▶ **Exercise description**:
Transcribe the entries below without alteration.

[Document page transcription items]
_____
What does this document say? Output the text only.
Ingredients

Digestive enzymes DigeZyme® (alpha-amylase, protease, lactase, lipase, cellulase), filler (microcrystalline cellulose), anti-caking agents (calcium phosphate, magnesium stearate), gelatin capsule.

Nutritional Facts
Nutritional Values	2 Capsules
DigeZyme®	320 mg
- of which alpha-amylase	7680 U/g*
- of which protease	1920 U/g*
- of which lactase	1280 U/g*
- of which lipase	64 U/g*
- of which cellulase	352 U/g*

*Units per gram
_____
▶ **Output for this exercise**:
What does this document say? Output the text only.
Ingredients

Digestive enzymes DigeZyme® (alpha-amylase, protease, lactase, lipase, cellulase), filler (microcrystalline cellulose), anti-caking agents (calcium phosphate, magnesium stearate), gelatin capsule.

Nutritional Facts
Nutritional Values	2 Capsules
DigeZyme®	320 mg
- of which alpha-amylase	7680 U/g*
- of which protease	1920 U/g*
- of which lactase	1280 U/g*
- of which lipase	64 U/g*
- of which cellulase	352 U/g*

*Units per gram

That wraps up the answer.